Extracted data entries
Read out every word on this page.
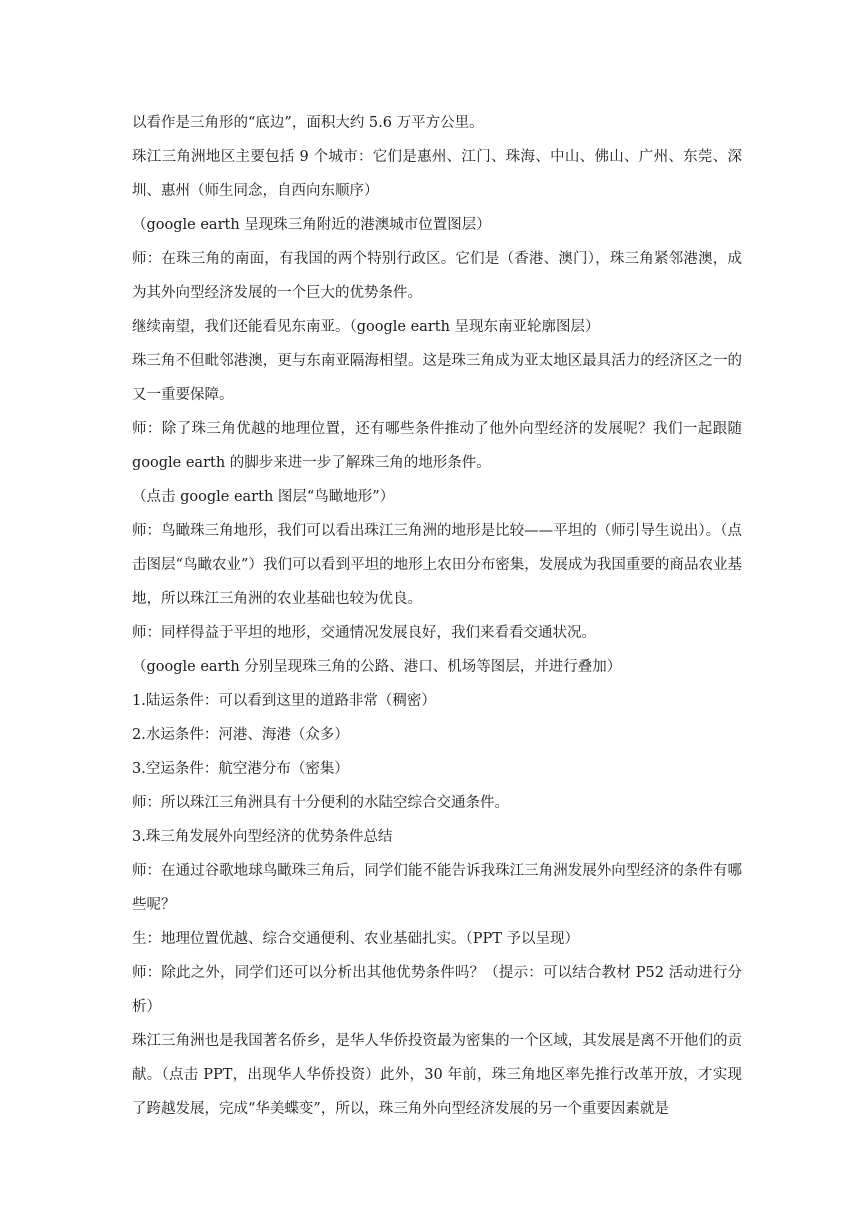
以看作是三角形的“底边”，面积大约 5.6 万平方公里。

珠江三角洲地区主要包括 9 个城市：它们是惠州、江门、珠海、中山、佛山、广州、东莞、深圳、惠州（师生同念，自西向东顺序）

（google earth 呈现珠三角附近的港澳城市位置图层）

师：在珠三角的南面，有我国的两个特别行政区。它们是（香港、澳门），珠三角紧邻港澳，成为其外向型经济发展的一个巨大的优势条件。

继续南望，我们还能看见东南亚。（google earth 呈现东南亚轮廓图层）

珠三角不但毗邻港澳，更与东南亚隔海相望。这是珠三角成为亚太地区最具活力的经济区之一的又一重要保障。

师：除了珠三角优越的地理位置，还有哪些条件推动了他外向型经济的发展呢？我们一起跟随 google earth 的脚步来进一步了解珠三角的地形条件。

（点击 google earth 图层“鸟瞰地形”）

师：鸟瞰珠三角地形，我们可以看出珠江三角洲的地形是比较——平坦的（师引导生说出）。（点击图层“鸟瞰农业”）我们可以看到平坦的地形上农田分布密集，发展成为我国重要的商品农业基地，所以珠江三角洲的农业基础也较为优良。

师：同样得益于平坦的地形，交通情况发展良好，我们来看看交通状况。

（google earth 分别呈现珠三角的公路、港口、机场等图层，并进行叠加）

1.陆运条件：可以看到这里的道路非常（稠密）

2.水运条件：河港、海港（众多）

3.空运条件：航空港分布（密集）

师：所以珠江三角洲具有十分便利的水陆空综合交通条件。

3.珠三角发展外向型经济的优势条件总结

师：在通过谷歌地球鸟瞰珠三角后，同学们能不能告诉我珠江三角洲发展外向型经济的条件有哪些呢？

生：地理位置优越、综合交通便利、农业基础扎实。（PPT 予以呈现）

师：除此之外，同学们还可以分析出其他优势条件吗？（提示：可以结合教材 P52 活动进行分析）

珠江三角洲也是我国著名侨乡，是华人华侨投资最为密集的一个区域，其发展是离不开他们的贡献。（点击 PPT，出现华人华侨投资）此外，30 年前，珠三角地区率先推行改革开放，才实现了跨越发展，完成“华美蝶变”，所以，珠三角外向型经济发展的另一个重要因素就是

What is asked
Among the lines of the data above, count those holding "earth" and state only the number.

The result
5